Write the material out again, line by line, exactly as it is.
###
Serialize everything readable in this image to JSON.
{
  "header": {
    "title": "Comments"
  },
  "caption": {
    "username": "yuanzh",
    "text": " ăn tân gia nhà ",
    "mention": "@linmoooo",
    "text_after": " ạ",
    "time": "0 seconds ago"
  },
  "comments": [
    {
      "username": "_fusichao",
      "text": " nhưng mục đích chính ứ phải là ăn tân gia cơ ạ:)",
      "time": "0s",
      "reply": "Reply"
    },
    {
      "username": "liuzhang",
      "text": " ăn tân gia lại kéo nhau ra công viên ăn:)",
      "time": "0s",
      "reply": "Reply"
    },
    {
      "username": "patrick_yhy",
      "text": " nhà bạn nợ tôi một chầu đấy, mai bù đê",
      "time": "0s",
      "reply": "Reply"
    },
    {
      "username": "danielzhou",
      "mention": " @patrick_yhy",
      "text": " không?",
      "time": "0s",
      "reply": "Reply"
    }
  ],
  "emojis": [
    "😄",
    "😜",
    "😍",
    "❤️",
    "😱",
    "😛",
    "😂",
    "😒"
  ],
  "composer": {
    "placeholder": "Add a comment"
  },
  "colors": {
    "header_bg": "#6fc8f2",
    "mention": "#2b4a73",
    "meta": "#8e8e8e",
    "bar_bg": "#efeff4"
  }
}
###
**The completed task**.
Serialize everything readable in this image to JSON.
{
  "header": {
    "title": "Comments"
  },
  "caption": {
    "username": "yuanzh",
    "text": " ăn tân gia nhà ",
    "mention": "@linmoooo",
    "text_after": " ạ",
    "time": "0 seconds ago"
  },
  "comments": [
    {
      "username": "_fusichao",
      "text": " nhưng mục đích chính ứ phải là ăn tân gia cơ ạ:)",
      "time": "0s",
      "reply": "Reply"
    },
    {
      "username": "liuzhang",
      "text": " ăn tân gia lại kéo nhau ra công viên ăn:)",
      "time": "0s",
      "reply": "Reply"
    },
    {
      "username": "patrick_yhy",
      "text": " nhà bạn nợ tôi một chầu đấy, mai bù đê",
      "time": "0s",
      "reply": "Reply"
    },
    {
      "username": "danielzhou",
      "mention": " @patrick_yhy",
      "text": " không?",
      "time": "0s",
      "reply": "Reply"
    }
  ],
  "emojis": [
    "😄",
    "😜",
    "😍",
    "❤️",
    "😱",
    "😛",
    "😂",
    "😒"
  ],
  "composer": {
    "placeholder": "Add a comment"
  },
  "colors": {
    "header_bg": "#6fc8f2",
    "mention": "#2b4a73",
    "meta": "#8e8e8e",
    "bar_bg": "#efeff4"
  }
}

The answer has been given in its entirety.